--- Start Entries provided ---

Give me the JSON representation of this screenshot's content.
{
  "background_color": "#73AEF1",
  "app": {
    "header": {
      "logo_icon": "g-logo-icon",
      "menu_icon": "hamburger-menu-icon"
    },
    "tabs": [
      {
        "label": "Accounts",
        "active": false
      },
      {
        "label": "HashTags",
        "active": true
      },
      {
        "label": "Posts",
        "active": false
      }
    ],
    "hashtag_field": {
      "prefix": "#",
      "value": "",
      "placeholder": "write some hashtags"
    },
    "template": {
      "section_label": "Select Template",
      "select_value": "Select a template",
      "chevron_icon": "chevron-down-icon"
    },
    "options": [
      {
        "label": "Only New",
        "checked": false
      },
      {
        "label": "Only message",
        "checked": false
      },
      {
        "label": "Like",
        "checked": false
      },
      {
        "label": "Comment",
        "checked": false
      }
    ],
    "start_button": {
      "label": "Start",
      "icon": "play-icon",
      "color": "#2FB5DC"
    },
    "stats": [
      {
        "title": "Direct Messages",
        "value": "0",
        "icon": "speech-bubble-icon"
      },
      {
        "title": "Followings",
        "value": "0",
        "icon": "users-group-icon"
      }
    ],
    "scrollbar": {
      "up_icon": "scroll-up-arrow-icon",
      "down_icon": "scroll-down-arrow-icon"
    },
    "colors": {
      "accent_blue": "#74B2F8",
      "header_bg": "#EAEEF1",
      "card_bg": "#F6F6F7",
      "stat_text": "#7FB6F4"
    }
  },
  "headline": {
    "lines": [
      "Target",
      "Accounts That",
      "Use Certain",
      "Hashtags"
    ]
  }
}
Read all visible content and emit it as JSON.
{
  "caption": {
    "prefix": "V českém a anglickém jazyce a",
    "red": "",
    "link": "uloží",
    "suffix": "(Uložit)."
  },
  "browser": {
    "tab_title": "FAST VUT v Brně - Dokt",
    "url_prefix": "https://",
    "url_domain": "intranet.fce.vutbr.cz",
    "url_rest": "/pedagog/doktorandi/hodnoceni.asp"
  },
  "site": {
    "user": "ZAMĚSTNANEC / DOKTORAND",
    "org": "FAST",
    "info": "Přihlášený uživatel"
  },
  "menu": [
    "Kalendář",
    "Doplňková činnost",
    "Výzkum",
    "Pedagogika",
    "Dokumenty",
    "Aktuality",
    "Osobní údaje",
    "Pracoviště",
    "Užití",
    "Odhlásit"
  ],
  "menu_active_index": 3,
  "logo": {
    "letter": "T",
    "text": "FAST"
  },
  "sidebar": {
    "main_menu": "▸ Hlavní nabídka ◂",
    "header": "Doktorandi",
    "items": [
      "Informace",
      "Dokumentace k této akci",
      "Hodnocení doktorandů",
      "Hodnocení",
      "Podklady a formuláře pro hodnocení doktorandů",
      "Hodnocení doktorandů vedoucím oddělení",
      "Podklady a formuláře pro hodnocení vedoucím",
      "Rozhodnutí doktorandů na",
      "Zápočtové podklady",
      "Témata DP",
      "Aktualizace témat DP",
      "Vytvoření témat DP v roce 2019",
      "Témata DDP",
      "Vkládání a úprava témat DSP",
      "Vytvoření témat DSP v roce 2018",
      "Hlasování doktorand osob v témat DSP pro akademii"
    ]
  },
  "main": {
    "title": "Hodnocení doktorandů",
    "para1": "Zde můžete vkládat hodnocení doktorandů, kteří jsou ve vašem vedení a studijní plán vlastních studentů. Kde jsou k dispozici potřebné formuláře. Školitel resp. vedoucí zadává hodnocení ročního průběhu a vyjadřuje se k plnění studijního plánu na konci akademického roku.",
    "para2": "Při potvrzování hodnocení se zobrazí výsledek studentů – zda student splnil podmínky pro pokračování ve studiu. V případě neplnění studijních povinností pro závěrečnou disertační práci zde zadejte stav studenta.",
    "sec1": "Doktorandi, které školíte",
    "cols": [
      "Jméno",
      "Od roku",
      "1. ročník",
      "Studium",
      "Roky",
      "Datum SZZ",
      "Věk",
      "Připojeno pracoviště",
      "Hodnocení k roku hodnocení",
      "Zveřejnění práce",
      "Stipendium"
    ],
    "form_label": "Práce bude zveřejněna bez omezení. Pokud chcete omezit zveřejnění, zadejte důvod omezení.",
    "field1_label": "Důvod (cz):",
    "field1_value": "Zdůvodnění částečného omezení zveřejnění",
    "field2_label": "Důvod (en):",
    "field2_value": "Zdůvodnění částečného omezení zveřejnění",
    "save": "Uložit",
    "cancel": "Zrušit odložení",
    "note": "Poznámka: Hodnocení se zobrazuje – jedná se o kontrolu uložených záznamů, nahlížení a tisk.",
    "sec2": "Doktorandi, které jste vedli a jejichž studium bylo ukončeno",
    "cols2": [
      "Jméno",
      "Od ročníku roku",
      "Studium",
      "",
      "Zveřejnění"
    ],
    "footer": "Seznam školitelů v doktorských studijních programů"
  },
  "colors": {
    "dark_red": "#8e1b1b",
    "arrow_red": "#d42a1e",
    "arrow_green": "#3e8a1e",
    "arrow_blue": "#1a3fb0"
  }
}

--- End Entries provided ---

Each record should come back exactly as written.

Give me the JSON representation of this screenshot's content.
{
  "background_color": "#73AEF1",
  "app": {
    "header": {
      "logo_icon": "g-logo-icon",
      "menu_icon": "hamburger-menu-icon"
    },
    "tabs": [
      {
        "label": "Accounts",
        "active": false
      },
      {
        "label": "HashTags",
        "active": true
      },
      {
        "label": "Posts",
        "active": false
      }
    ],
    "hashtag_field": {
      "prefix": "#",
      "value": "",
      "placeholder": "write some hashtags"
    },
    "template": {
      "section_label": "Select Template",
      "select_value": "Select a template",
      "chevron_icon": "chevron-down-icon"
    },
    "options": [
      {
        "label": "Only New",
        "checked": false
      },
      {
        "label": "Only message",
        "checked": false
      },
      {
        "label": "Like",
        "checked": false
      },
      {
        "label": "Comment",
        "checked": false
      }
    ],
    "start_button": {
      "label": "Start",
      "icon": "play-icon",
      "color": "#2FB5DC"
    },
    "stats": [
      {
        "title": "Direct Messages",
        "value": "0",
        "icon": "speech-bubble-icon"
      },
      {
        "title": "Followings",
        "value": "0",
        "icon": "users-group-icon"
      }
    ],
    "scrollbar": {
      "up_icon": "scroll-up-arrow-icon",
      "down_icon": "scroll-down-arrow-icon"
    },
    "colors": {
      "accent_blue": "#74B2F8",
      "header_bg": "#EAEEF1",
      "card_bg": "#F6F6F7",
      "stat_text": "#7FB6F4"
    }
  },
  "headline": {
    "lines": [
      "Target",
      "Accounts That",
      "Use Certain",
      "Hashtags"
    ]
  }
}
Read all visible content and emit it as JSON.
{
  "caption": {
    "prefix": "V českém a anglickém jazyce a",
    "red": "",
    "link": "uloží",
    "suffix": "(Uložit)."
  },
  "browser": {
    "tab_title": "FAST VUT v Brně - Dokt",
    "url_prefix": "https://",
    "url_domain": "intranet.fce.vutbr.cz",
    "url_rest": "/pedagog/doktorandi/hodnoceni.asp"
  },
  "site": {
    "user": "ZAMĚSTNANEC / DOKTORAND",
    "org": "FAST",
    "info": "Přihlášený uživatel"
  },
  "menu": [
    "Kalendář",
    "Doplňková činnost",
    "Výzkum",
    "Pedagogika",
    "Dokumenty",
    "Aktuality",
    "Osobní údaje",
    "Pracoviště",
    "Užití",
    "Odhlásit"
  ],
  "menu_active_index": 3,
  "logo": {
    "letter": "T",
    "text": "FAST"
  },
  "sidebar": {
    "main_menu": "▸ Hlavní nabídka ◂",
    "header": "Doktorandi",
    "items": [
      "Informace",
      "Dokumentace k této akci",
      "Hodnocení doktorandů",
      "Hodnocení",
      "Podklady a formuláře pro hodnocení doktorandů",
      "Hodnocení doktorandů vedoucím oddělení",
      "Podklady a formuláře pro hodnocení vedoucím",
      "Rozhodnutí doktorandů na",
      "Zápočtové podklady",
      "Témata DP",
      "Aktualizace témat DP",
      "Vytvoření témat DP v roce 2019",
      "Témata DDP",
      "Vkládání a úprava témat DSP",
      "Vytvoření témat DSP v roce 2018",
      "Hlasování doktorand osob v témat DSP pro akademii"
    ]
  },
  "main": {
    "title": "Hodnocení doktorandů",
    "para1": "Zde můžete vkládat hodnocení doktorandů, kteří jsou ve vašem vedení a studijní plán vlastních studentů. Kde jsou k dispozici potřebné formuláře. Školitel resp. vedoucí zadává hodnocení ročního průběhu a vyjadřuje se k plnění studijního plánu na konci akademického roku.",
    "para2": "Při potvrzování hodnocení se zobrazí výsledek studentů – zda student splnil podmínky pro pokračování ve studiu. V případě neplnění studijních povinností pro závěrečnou disertační práci zde zadejte stav studenta.",
    "sec1": "Doktorandi, které školíte",
    "cols": [
      "Jméno",
      "Od roku",
      "1. ročník",
      "Studium",
      "Roky",
      "Datum SZZ",
      "Věk",
      "Připojeno pracoviště",
      "Hodnocení k roku hodnocení",
      "Zveřejnění práce",
      "Stipendium"
    ],
    "form_label": "Práce bude zveřejněna bez omezení. Pokud chcete omezit zveřejnění, zadejte důvod omezení.",
    "field1_label": "Důvod (cz):",
    "field1_value": "Zdůvodnění částečného omezení zveřejnění",
    "field2_label": "Důvod (en):",
    "field2_value": "Zdůvodnění částečného omezení zveřejnění",
    "save": "Uložit",
    "cancel": "Zrušit odložení",
    "note": "Poznámka: Hodnocení se zobrazuje – jedná se o kontrolu uložených záznamů, nahlížení a tisk.",
    "sec2": "Doktorandi, které jste vedli a jejichž studium bylo ukončeno",
    "cols2": [
      "Jméno",
      "Od ročníku roku",
      "Studium",
      "",
      "Zveřejnění"
    ],
    "footer": "Seznam školitelů v doktorských studijních programů"
  },
  "colors": {
    "dark_red": "#8e1b1b",
    "arrow_red": "#d42a1e",
    "arrow_green": "#3e8a1e",
    "arrow_blue": "#1a3fb0"
  }
}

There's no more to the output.